## Begin Input for this task

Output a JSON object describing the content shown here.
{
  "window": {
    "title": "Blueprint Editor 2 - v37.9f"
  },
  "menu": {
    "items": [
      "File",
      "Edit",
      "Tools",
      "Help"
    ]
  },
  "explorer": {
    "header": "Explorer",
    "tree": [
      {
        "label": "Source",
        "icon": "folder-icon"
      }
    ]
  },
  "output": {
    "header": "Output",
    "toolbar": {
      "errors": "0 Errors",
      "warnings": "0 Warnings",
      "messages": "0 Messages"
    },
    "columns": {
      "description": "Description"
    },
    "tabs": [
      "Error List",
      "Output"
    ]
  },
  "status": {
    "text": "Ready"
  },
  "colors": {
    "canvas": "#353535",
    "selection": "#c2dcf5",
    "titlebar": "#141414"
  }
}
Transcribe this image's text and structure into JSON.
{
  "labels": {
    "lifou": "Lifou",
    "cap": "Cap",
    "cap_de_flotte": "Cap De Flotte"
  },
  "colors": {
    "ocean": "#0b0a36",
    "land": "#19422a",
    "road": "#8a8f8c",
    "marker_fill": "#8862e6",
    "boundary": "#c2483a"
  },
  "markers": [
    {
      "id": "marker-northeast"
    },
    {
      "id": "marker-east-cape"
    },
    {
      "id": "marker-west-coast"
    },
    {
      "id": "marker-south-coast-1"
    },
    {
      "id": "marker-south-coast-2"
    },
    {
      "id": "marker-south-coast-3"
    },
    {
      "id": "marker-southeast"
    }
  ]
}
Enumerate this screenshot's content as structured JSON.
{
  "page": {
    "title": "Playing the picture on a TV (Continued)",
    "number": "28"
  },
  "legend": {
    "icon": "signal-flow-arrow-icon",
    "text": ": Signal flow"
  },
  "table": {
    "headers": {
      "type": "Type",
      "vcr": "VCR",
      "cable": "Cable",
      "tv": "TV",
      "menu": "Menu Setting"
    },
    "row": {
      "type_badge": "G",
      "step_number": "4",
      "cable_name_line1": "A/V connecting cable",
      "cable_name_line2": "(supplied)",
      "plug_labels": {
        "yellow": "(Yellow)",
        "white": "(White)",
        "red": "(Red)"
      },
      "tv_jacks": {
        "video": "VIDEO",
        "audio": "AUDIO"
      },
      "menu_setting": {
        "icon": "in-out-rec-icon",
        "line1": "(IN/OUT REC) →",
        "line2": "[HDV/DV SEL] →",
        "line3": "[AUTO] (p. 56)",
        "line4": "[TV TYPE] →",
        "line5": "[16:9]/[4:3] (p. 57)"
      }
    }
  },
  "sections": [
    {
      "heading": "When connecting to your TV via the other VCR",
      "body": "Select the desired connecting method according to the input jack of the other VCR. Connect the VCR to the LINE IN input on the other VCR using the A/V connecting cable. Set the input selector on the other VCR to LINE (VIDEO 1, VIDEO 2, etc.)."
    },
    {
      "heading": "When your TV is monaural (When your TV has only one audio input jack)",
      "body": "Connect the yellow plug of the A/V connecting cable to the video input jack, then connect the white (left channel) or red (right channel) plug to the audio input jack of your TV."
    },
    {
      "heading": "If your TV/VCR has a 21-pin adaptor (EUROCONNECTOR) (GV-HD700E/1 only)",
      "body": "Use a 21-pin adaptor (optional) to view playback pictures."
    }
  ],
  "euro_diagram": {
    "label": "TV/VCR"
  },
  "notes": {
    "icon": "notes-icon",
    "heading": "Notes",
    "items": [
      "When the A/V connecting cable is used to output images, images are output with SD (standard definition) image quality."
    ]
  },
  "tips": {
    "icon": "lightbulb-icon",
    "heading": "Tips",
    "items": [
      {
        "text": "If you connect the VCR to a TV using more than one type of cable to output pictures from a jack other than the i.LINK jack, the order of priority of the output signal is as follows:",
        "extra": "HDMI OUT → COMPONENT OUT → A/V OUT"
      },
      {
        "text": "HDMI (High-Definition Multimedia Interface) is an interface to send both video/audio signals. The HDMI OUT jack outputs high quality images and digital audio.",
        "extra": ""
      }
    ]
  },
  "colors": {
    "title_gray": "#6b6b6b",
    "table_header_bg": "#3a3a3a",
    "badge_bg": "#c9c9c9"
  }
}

## End Input for this task

§ **What is needed**
Of the lines in the data above, how many contain the word "coast"? Give only that figure.

§ **Exercise result**
4